━━━ Provided information

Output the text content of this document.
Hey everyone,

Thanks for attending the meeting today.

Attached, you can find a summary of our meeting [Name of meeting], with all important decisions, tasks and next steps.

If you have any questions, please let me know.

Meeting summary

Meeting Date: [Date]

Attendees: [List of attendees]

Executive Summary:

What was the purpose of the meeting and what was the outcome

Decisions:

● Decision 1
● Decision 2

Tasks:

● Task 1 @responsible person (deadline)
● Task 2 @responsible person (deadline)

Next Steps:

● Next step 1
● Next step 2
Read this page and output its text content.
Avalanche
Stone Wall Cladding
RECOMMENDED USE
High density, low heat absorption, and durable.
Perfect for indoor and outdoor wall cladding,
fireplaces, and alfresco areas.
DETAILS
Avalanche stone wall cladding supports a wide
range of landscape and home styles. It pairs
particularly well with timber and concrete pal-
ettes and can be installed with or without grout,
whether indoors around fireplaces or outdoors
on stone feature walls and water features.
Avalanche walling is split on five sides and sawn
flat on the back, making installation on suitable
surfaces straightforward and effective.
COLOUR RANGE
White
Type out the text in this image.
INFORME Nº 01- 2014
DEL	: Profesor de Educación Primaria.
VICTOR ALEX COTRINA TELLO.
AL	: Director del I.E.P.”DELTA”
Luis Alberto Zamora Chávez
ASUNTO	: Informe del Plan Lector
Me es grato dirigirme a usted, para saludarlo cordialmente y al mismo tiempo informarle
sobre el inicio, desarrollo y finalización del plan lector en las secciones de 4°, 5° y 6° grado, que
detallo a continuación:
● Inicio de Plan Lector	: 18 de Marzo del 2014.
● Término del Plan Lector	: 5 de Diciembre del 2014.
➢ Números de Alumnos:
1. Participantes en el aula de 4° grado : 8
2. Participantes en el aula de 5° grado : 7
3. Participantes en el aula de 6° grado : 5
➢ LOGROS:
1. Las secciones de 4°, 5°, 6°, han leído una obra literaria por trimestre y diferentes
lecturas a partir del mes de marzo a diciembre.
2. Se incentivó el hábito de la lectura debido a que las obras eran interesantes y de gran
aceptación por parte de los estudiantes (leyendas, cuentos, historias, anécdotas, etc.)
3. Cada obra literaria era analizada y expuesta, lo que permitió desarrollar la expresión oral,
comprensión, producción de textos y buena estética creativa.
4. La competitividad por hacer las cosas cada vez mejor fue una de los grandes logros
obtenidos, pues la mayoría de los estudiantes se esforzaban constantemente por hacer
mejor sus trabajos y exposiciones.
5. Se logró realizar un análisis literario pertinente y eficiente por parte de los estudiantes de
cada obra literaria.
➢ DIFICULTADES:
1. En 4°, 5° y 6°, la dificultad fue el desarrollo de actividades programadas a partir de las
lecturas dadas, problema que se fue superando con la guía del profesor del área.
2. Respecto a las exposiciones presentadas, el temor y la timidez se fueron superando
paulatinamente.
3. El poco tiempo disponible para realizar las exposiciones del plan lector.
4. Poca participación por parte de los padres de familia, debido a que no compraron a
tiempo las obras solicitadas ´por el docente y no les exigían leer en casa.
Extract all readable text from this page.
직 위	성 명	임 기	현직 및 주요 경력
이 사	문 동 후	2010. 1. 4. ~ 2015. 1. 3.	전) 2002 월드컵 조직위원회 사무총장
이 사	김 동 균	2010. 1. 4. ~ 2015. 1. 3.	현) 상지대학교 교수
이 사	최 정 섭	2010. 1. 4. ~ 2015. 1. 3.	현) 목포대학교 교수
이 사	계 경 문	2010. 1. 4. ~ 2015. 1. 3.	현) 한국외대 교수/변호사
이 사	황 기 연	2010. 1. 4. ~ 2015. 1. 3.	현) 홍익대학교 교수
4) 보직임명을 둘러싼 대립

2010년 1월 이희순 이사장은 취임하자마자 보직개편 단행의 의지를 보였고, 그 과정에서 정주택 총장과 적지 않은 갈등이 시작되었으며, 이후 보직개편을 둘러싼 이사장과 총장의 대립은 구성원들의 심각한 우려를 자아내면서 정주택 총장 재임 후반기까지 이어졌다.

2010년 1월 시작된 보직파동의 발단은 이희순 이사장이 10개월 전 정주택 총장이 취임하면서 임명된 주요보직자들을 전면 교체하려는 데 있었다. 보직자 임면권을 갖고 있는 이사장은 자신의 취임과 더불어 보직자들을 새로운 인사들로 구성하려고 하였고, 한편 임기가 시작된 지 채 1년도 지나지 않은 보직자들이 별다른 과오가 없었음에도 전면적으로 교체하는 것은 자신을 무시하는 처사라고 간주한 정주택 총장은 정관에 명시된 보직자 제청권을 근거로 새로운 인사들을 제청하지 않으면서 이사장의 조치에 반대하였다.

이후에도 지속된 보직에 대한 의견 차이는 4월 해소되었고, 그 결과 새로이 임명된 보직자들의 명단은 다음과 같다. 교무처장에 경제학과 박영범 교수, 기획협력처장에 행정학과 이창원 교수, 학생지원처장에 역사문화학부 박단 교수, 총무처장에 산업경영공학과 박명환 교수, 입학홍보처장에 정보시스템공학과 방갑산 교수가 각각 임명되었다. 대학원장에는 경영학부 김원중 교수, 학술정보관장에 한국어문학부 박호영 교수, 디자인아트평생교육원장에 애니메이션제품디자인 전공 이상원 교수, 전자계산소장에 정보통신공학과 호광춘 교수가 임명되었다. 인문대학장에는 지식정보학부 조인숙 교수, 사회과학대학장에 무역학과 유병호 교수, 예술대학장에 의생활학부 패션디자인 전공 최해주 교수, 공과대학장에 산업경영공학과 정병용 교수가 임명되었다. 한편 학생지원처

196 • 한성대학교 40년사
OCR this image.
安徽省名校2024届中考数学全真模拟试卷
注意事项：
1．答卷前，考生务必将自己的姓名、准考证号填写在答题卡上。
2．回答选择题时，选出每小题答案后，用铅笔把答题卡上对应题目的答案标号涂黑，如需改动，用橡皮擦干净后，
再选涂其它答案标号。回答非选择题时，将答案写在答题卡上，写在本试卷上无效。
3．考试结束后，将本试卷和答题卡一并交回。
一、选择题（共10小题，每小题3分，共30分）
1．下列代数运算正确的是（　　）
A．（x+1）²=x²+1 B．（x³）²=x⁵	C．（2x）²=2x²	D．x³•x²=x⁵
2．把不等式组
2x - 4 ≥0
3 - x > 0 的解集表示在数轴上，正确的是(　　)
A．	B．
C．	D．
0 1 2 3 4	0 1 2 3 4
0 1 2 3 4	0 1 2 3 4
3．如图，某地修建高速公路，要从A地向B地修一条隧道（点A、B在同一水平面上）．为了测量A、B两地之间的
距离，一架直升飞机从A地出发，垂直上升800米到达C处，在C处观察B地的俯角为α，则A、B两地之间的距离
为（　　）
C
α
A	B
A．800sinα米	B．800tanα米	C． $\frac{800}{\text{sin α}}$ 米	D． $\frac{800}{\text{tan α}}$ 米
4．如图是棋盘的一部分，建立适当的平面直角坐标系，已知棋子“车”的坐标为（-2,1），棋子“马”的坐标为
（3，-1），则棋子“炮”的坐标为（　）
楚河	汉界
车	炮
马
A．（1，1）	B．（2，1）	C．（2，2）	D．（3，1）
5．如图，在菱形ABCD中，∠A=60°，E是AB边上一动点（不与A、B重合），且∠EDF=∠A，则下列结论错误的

━━━━━━

▸ What to work on: Reproduce all the data word for word.

▸ Answer for this exercise:
Output the text content of this document.
Hey everyone,

Thanks for attending the meeting today.

Attached, you can find a summary of our meeting [Name of meeting], with all important decisions, tasks and next steps.

If you have any questions, please let me know.

Meeting summary

Meeting Date: [Date]

Attendees: [List of attendees]

Executive Summary:

What was the purpose of the meeting and what was the outcome

Decisions:

● Decision 1
● Decision 2

Tasks:

● Task 1 @responsible person (deadline)
● Task 2 @responsible person (deadline)

Next Steps:

● Next step 1
● Next step 2
Read this page and output its text content.
Avalanche
Stone Wall Cladding
RECOMMENDED USE
High density, low heat absorption, and durable.
Perfect for indoor and outdoor wall cladding,
fireplaces, and alfresco areas.
DETAILS
Avalanche stone wall cladding supports a wide
range of landscape and home styles. It pairs
particularly well with timber and concrete pal-
ettes and can be installed with or without grout,
whether indoors around fireplaces or outdoors
on stone feature walls and water features.
Avalanche walling is split on five sides and sawn
flat on the back, making installation on suitable
surfaces straightforward and effective.
COLOUR RANGE
White
Type out the text in this image.
INFORME Nº 01- 2014
DEL	: Profesor de Educación Primaria.
VICTOR ALEX COTRINA TELLO.
AL	: Director del I.E.P.”DELTA”
Luis Alberto Zamora Chávez
ASUNTO	: Informe del Plan Lector
Me es grato dirigirme a usted, para saludarlo cordialmente y al mismo tiempo informarle
sobre el inicio, desarrollo y finalización del plan lector en las secciones de 4°, 5° y 6° grado, que
detallo a continuación:
● Inicio de Plan Lector	: 18 de Marzo del 2014.
● Término del Plan Lector	: 5 de Diciembre del 2014.
➢ Números de Alumnos:
1. Participantes en el aula de 4° grado : 8
2. Participantes en el aula de 5° grado : 7
3. Participantes en el aula de 6° grado : 5
➢ LOGROS:
1. Las secciones de 4°, 5°, 6°, han leído una obra literaria por trimestre y diferentes
lecturas a partir del mes de marzo a diciembre.
2. Se incentivó el hábito de la lectura debido a que las obras eran interesantes y de gran
aceptación por parte de los estudiantes (leyendas, cuentos, historias, anécdotas, etc.)
3. Cada obra literaria era analizada y expuesta, lo que permitió desarrollar la expresión oral,
comprensión, producción de textos y buena estética creativa.
4. La competitividad por hacer las cosas cada vez mejor fue una de los grandes logros
obtenidos, pues la mayoría de los estudiantes se esforzaban constantemente por hacer
mejor sus trabajos y exposiciones.
5. Se logró realizar un análisis literario pertinente y eficiente por parte de los estudiantes de
cada obra literaria.
➢ DIFICULTADES:
1. En 4°, 5° y 6°, la dificultad fue el desarrollo de actividades programadas a partir de las
lecturas dadas, problema que se fue superando con la guía del profesor del área.
2. Respecto a las exposiciones presentadas, el temor y la timidez se fueron superando
paulatinamente.
3. El poco tiempo disponible para realizar las exposiciones del plan lector.
4. Poca participación por parte de los padres de familia, debido a que no compraron a
tiempo las obras solicitadas ´por el docente y no les exigían leer en casa.
Extract all readable text from this page.
직 위	성 명	임 기	현직 및 주요 경력
이 사	문 동 후	2010. 1. 4. ~ 2015. 1. 3.	전) 2002 월드컵 조직위원회 사무총장
이 사	김 동 균	2010. 1. 4. ~ 2015. 1. 3.	현) 상지대학교 교수
이 사	최 정 섭	2010. 1. 4. ~ 2015. 1. 3.	현) 목포대학교 교수
이 사	계 경 문	2010. 1. 4. ~ 2015. 1. 3.	현) 한국외대 교수/변호사
이 사	황 기 연	2010. 1. 4. ~ 2015. 1. 3.	현) 홍익대학교 교수
4) 보직임명을 둘러싼 대립

2010년 1월 이희순 이사장은 취임하자마자 보직개편 단행의 의지를 보였고, 그 과정에서 정주택 총장과 적지 않은 갈등이 시작되었으며, 이후 보직개편을 둘러싼 이사장과 총장의 대립은 구성원들의 심각한 우려를 자아내면서 정주택 총장 재임 후반기까지 이어졌다.

2010년 1월 시작된 보직파동의 발단은 이희순 이사장이 10개월 전 정주택 총장이 취임하면서 임명된 주요보직자들을 전면 교체하려는 데 있었다. 보직자 임면권을 갖고 있는 이사장은 자신의 취임과 더불어 보직자들을 새로운 인사들로 구성하려고 하였고, 한편 임기가 시작된 지 채 1년도 지나지 않은 보직자들이 별다른 과오가 없었음에도 전면적으로 교체하는 것은 자신을 무시하는 처사라고 간주한 정주택 총장은 정관에 명시된 보직자 제청권을 근거로 새로운 인사들을 제청하지 않으면서 이사장의 조치에 반대하였다.

이후에도 지속된 보직에 대한 의견 차이는 4월 해소되었고, 그 결과 새로이 임명된 보직자들의 명단은 다음과 같다. 교무처장에 경제학과 박영범 교수, 기획협력처장에 행정학과 이창원 교수, 학생지원처장에 역사문화학부 박단 교수, 총무처장에 산업경영공학과 박명환 교수, 입학홍보처장에 정보시스템공학과 방갑산 교수가 각각 임명되었다. 대학원장에는 경영학부 김원중 교수, 학술정보관장에 한국어문학부 박호영 교수, 디자인아트평생교육원장에 애니메이션제품디자인 전공 이상원 교수, 전자계산소장에 정보통신공학과 호광춘 교수가 임명되었다. 인문대학장에는 지식정보학부 조인숙 교수, 사회과학대학장에 무역학과 유병호 교수, 예술대학장에 의생활학부 패션디자인 전공 최해주 교수, 공과대학장에 산업경영공학과 정병용 교수가 임명되었다. 한편 학생지원처

196 • 한성대학교 40년사
OCR this image.
安徽省名校2024届中考数学全真模拟试卷
注意事项：
1．答卷前，考生务必将自己的姓名、准考证号填写在答题卡上。
2．回答选择题时，选出每小题答案后，用铅笔把答题卡上对应题目的答案标号涂黑，如需改动，用橡皮擦干净后，
再选涂其它答案标号。回答非选择题时，将答案写在答题卡上，写在本试卷上无效。
3．考试结束后，将本试卷和答题卡一并交回。
一、选择题（共10小题，每小题3分，共30分）
1．下列代数运算正确的是（　　）
A．（x+1）²=x²+1 B．（x³）²=x⁵	C．（2x）²=2x²	D．x³•x²=x⁵
2．把不等式组
2x - 4 ≥0
3 - x > 0 的解集表示在数轴上，正确的是(　　)
A．	B．
C．	D．
0 1 2 3 4	0 1 2 3 4
0 1 2 3 4	0 1 2 3 4
3．如图，某地修建高速公路，要从A地向B地修一条隧道（点A、B在同一水平面上）．为了测量A、B两地之间的
距离，一架直升飞机从A地出发，垂直上升800米到达C处，在C处观察B地的俯角为α，则A、B两地之间的距离
为（　　）
C
α
A	B
A．800sinα米	B．800tanα米	C． $\frac{800}{\text{sin α}}$ 米	D． $\frac{800}{\text{tan α}}$ 米
4．如图是棋盘的一部分，建立适当的平面直角坐标系，已知棋子“车”的坐标为（-2,1），棋子“马”的坐标为
（3，-1），则棋子“炮”的坐标为（　）
楚河	汉界
车	炮
马
A．（1，1）	B．（2，1）	C．（2，2）	D．（3，1）
5．如图，在菱形ABCD中，∠A=60°，E是AB边上一动点（不与A、B重合），且∠EDF=∠A，则下列结论错误的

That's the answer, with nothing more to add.